→ Short problem:
Print the records below word for word, but leave out the pictures.
---- Given records
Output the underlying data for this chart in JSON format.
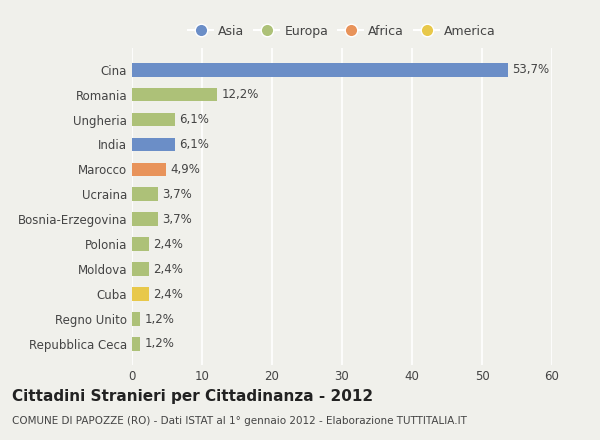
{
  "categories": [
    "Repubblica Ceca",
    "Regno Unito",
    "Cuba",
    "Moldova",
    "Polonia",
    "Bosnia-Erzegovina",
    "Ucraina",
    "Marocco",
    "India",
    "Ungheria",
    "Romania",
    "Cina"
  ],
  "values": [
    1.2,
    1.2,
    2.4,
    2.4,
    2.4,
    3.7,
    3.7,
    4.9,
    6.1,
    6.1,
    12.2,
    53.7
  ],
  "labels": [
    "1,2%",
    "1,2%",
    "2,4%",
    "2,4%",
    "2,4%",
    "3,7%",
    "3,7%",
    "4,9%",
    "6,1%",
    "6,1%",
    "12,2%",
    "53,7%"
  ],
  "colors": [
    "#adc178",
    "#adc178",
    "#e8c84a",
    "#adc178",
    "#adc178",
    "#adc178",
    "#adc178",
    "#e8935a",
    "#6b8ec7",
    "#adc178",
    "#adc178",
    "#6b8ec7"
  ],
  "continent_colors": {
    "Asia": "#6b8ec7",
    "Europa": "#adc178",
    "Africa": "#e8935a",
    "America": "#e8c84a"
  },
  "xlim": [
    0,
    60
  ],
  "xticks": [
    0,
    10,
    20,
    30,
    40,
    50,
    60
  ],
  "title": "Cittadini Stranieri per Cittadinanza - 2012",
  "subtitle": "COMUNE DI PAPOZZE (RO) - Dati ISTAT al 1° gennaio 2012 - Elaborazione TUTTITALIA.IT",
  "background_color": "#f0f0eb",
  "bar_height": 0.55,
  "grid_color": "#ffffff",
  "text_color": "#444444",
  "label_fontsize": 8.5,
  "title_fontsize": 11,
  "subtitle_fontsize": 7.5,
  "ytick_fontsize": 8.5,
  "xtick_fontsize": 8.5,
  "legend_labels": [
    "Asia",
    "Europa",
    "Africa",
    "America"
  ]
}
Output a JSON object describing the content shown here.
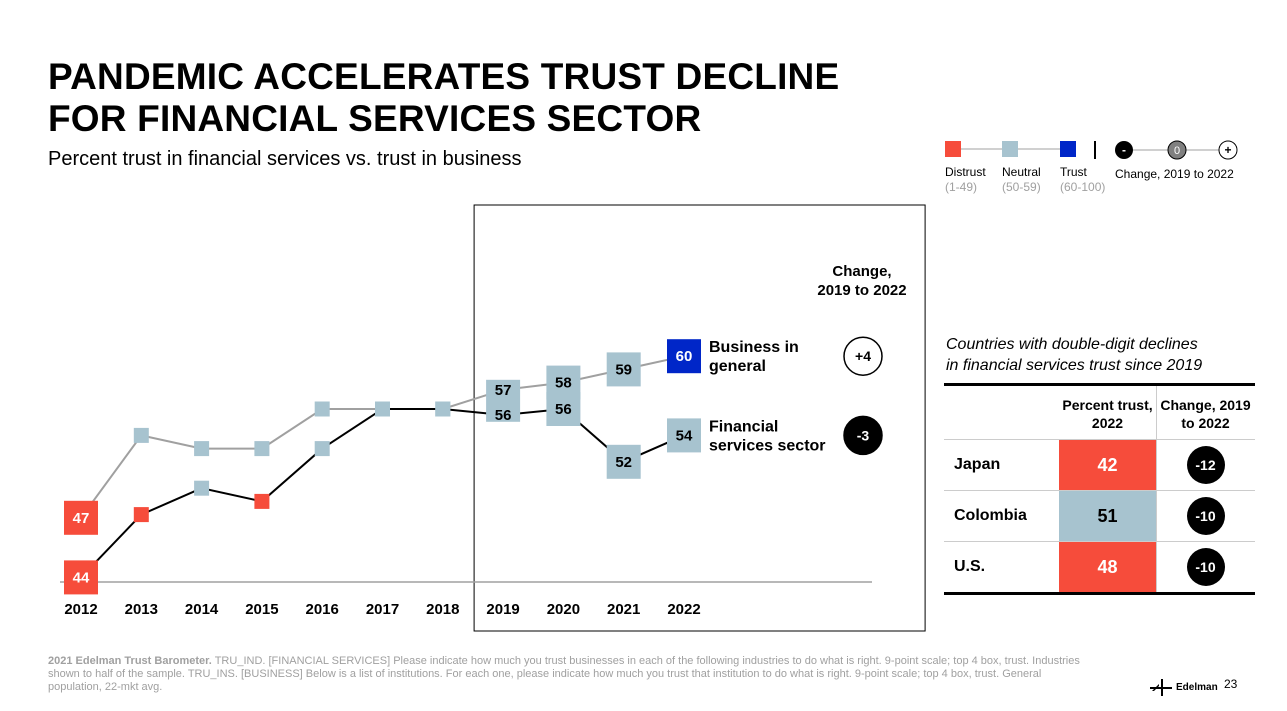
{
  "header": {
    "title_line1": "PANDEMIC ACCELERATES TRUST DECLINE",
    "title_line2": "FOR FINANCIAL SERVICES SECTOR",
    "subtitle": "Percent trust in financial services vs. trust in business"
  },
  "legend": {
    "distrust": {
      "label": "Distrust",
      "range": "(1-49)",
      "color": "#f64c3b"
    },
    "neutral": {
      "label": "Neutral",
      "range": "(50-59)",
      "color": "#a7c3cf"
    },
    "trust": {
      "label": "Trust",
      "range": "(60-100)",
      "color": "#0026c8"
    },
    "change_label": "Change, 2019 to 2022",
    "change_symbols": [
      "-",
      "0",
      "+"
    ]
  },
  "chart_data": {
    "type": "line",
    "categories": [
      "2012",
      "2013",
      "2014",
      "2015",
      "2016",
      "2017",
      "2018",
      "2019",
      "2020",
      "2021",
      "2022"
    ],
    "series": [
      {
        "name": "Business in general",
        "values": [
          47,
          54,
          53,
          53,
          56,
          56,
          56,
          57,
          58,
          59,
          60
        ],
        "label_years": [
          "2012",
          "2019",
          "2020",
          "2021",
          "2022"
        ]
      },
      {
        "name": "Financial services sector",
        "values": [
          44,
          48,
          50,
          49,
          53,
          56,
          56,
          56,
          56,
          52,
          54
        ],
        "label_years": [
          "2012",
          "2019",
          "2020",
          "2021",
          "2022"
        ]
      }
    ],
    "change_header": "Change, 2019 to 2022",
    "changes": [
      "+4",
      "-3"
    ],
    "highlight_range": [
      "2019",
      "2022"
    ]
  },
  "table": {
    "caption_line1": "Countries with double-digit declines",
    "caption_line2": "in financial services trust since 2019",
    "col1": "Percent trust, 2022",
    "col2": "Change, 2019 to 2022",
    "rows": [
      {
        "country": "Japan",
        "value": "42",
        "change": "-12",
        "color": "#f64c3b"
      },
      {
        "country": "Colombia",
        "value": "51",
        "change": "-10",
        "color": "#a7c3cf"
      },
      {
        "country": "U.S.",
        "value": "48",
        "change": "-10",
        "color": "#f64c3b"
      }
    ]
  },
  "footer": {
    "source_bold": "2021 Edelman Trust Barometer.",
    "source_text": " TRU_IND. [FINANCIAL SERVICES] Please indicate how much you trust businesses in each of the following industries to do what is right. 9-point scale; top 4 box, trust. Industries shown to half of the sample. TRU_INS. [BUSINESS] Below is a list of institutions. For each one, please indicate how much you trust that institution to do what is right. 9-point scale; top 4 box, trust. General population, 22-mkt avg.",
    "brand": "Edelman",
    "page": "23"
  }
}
--------
→ Answer to the problem:
Output the underlying data for this chart in JSON format.
{
  "categories": [
    "Repubblica Ceca",
    "Regno Unito",
    "Cuba",
    "Moldova",
    "Polonia",
    "Bosnia-Erzegovina",
    "Ucraina",
    "Marocco",
    "India",
    "Ungheria",
    "Romania",
    "Cina"
  ],
  "values": [
    1.2,
    1.2,
    2.4,
    2.4,
    2.4,
    3.7,
    3.7,
    4.9,
    6.1,
    6.1,
    12.2,
    53.7
  ],
  "labels": [
    "1,2%",
    "1,2%",
    "2,4%",
    "2,4%",
    "2,4%",
    "3,7%",
    "3,7%",
    "4,9%",
    "6,1%",
    "6,1%",
    "12,2%",
    "53,7%"
  ],
  "colors": [
    "#adc178",
    "#adc178",
    "#e8c84a",
    "#adc178",
    "#adc178",
    "#adc178",
    "#adc178",
    "#e8935a",
    "#6b8ec7",
    "#adc178",
    "#adc178",
    "#6b8ec7"
  ],
  "continent_colors": {
    "Asia": "#6b8ec7",
    "Europa": "#adc178",
    "Africa": "#e8935a",
    "America": "#e8c84a"
  },
  "xlim": [
    0,
    60
  ],
  "xticks": [
    0,
    10,
    20,
    30,
    40,
    50,
    60
  ],
  "title": "Cittadini Stranieri per Cittadinanza - 2012",
  "subtitle": "COMUNE DI PAPOZZE (RO) - Dati ISTAT al 1° gennaio 2012 - Elaborazione TUTTITALIA.IT",
  "background_color": "#f0f0eb",
  "bar_height": 0.55,
  "grid_color": "#ffffff",
  "text_color": "#444444",
  "label_fontsize": 8.5,
  "title_fontsize": 11,
  "subtitle_fontsize": 7.5,
  "ytick_fontsize": 8.5,
  "xtick_fontsize": 8.5,
  "legend_labels": [
    "Asia",
    "Europa",
    "Africa",
    "America"
  ]
}
Output a JSON object describing the content shown here.
{
  "header": {
    "title_line1": "PANDEMIC ACCELERATES TRUST DECLINE",
    "title_line2": "FOR FINANCIAL SERVICES SECTOR",
    "subtitle": "Percent trust in financial services vs. trust in business"
  },
  "legend": {
    "distrust": {
      "label": "Distrust",
      "range": "(1-49)",
      "color": "#f64c3b"
    },
    "neutral": {
      "label": "Neutral",
      "range": "(50-59)",
      "color": "#a7c3cf"
    },
    "trust": {
      "label": "Trust",
      "range": "(60-100)",
      "color": "#0026c8"
    },
    "change_label": "Change, 2019 to 2022",
    "change_symbols": [
      "-",
      "0",
      "+"
    ]
  },
  "chart_data": {
    "type": "line",
    "categories": [
      "2012",
      "2013",
      "2014",
      "2015",
      "2016",
      "2017",
      "2018",
      "2019",
      "2020",
      "2021",
      "2022"
    ],
    "series": [
      {
        "name": "Business in general",
        "values": [
          47,
          54,
          53,
          53,
          56,
          56,
          56,
          57,
          58,
          59,
          60
        ],
        "label_years": [
          "2012",
          "2019",
          "2020",
          "2021",
          "2022"
        ]
      },
      {
        "name": "Financial services sector",
        "values": [
          44,
          48,
          50,
          49,
          53,
          56,
          56,
          56,
          56,
          52,
          54
        ],
        "label_years": [
          "2012",
          "2019",
          "2020",
          "2021",
          "2022"
        ]
      }
    ],
    "change_header": "Change, 2019 to 2022",
    "changes": [
      "+4",
      "-3"
    ],
    "highlight_range": [
      "2019",
      "2022"
    ]
  },
  "table": {
    "caption_line1": "Countries with double-digit declines",
    "caption_line2": "in financial services trust since 2019",
    "col1": "Percent trust, 2022",
    "col2": "Change, 2019 to 2022",
    "rows": [
      {
        "country": "Japan",
        "value": "42",
        "change": "-12",
        "color": "#f64c3b"
      },
      {
        "country": "Colombia",
        "value": "51",
        "change": "-10",
        "color": "#a7c3cf"
      },
      {
        "country": "U.S.",
        "value": "48",
        "change": "-10",
        "color": "#f64c3b"
      }
    ]
  },
  "footer": {
    "source_bold": "2021 Edelman Trust Barometer.",
    "source_text": " TRU_IND. [FINANCIAL SERVICES] Please indicate how much you trust businesses in each of the following industries to do what is right. 9-point scale; top 4 box, trust. Industries shown to half of the sample. TRU_INS. [BUSINESS] Below is a list of institutions. For each one, please indicate how much you trust that institution to do what is right. 9-point scale; top 4 box, trust. General population, 22-mkt avg.",
    "brand": "Edelman",
    "page": "23"
  }
}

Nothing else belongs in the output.